→ Work required: Omit every image, and transcribe the remaining entries exactly as given.

[Start Exercise materials]

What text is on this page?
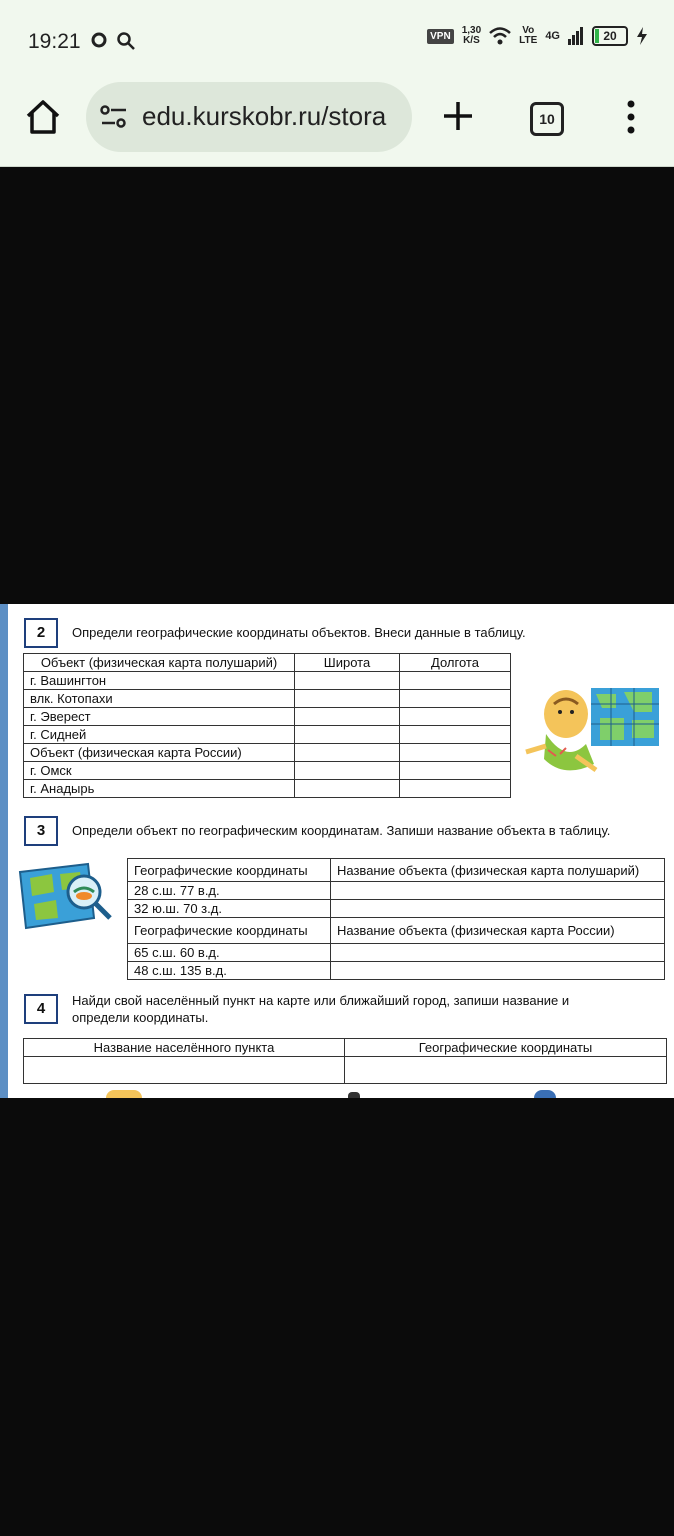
19:21	VPN	1,30
K/S
Vo
LTE 4G	20
edu.kurskobr.ru/stora	10
2	Определи географические координаты объектов. Внеси данные в таблицу.
Объект (физическая карта полушарий)	Широта	Долгота
г. Вашингтон		
влк. Котопахи		
г. Эверест		
г. Сидней		
Объект (физическая карта России)		
г. Омск		
г. Анадырь		
3	Определи объект по географическим координатам. Запиши название объекта в таблицу.
Географические координаты	Название объекта (физическая карта полушарий)
28 с.ш. 77 в.д.	
32 ю.ш. 70 з.д.	
Географические координаты	Название объекта (физическая карта России)
65 с.ш. 60 в.д.	
48 с.ш. 135 в.д.	
4	Найди свой населённый пункт на карте или ближайший город, запиши название и
определи координаты.
Название населённого пункта	Географические координаты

[End Exercise materials]

→ Finished answer:
What text is on this page?
19:21	VPN	1,30
K/S
Vo
LTE 4G	20
edu.kurskobr.ru/stora	10
2	Определи географические координаты объектов. Внеси данные в таблицу.
Объект (физическая карта полушарий)	Широта	Долгота
г. Вашингтон		
влк. Котопахи		
г. Эверест		
г. Сидней		
Объект (физическая карта России)		
г. Омск		
г. Анадырь		
3	Определи объект по географическим координатам. Запиши название объекта в таблицу.
Географические координаты	Название объекта (физическая карта полушарий)
28 с.ш. 77 в.д.	
32 ю.ш. 70 з.д.	
Географические координаты	Название объекта (физическая карта России)
65 с.ш. 60 в.д.	
48 с.ш. 135 в.д.	
4	Найди свой населённый пункт на карте или ближайший город, запиши название и
определи координаты.
Название населённого пункта	Географические координаты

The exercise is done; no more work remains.